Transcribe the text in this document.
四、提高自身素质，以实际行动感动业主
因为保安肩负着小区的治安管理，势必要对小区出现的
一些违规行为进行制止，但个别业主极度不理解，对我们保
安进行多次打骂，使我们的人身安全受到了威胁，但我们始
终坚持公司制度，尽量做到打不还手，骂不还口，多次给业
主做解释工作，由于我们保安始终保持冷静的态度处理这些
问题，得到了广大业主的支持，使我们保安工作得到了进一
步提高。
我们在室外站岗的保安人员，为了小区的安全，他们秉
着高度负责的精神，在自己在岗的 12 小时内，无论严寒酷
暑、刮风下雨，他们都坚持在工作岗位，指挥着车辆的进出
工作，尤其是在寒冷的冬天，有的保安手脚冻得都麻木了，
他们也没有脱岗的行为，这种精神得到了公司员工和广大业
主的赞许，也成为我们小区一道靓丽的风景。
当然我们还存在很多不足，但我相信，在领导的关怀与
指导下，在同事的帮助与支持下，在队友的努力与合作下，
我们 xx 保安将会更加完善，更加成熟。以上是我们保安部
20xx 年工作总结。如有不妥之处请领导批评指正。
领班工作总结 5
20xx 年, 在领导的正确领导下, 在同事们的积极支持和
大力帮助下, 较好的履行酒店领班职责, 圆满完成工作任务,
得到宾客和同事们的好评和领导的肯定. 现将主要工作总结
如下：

→ **Goal of the exercise**:
Print the whole listing again, exactly.

→ **Response to this task**:
Transcribe the text in this document.
四、提高自身素质，以实际行动感动业主
因为保安肩负着小区的治安管理，势必要对小区出现的
一些违规行为进行制止，但个别业主极度不理解，对我们保
安进行多次打骂，使我们的人身安全受到了威胁，但我们始
终坚持公司制度，尽量做到打不还手，骂不还口，多次给业
主做解释工作，由于我们保安始终保持冷静的态度处理这些
问题，得到了广大业主的支持，使我们保安工作得到了进一
步提高。
我们在室外站岗的保安人员，为了小区的安全，他们秉
着高度负责的精神，在自己在岗的 12 小时内，无论严寒酷
暑、刮风下雨，他们都坚持在工作岗位，指挥着车辆的进出
工作，尤其是在寒冷的冬天，有的保安手脚冻得都麻木了，
他们也没有脱岗的行为，这种精神得到了公司员工和广大业
主的赞许，也成为我们小区一道靓丽的风景。
当然我们还存在很多不足，但我相信，在领导的关怀与
指导下，在同事的帮助与支持下，在队友的努力与合作下，
我们 xx 保安将会更加完善，更加成熟。以上是我们保安部
20xx 年工作总结。如有不妥之处请领导批评指正。
领班工作总结 5
20xx 年, 在领导的正确领导下, 在同事们的积极支持和
大力帮助下, 较好的履行酒店领班职责, 圆满完成工作任务,
得到宾客和同事们的好评和领导的肯定. 现将主要工作总结
如下：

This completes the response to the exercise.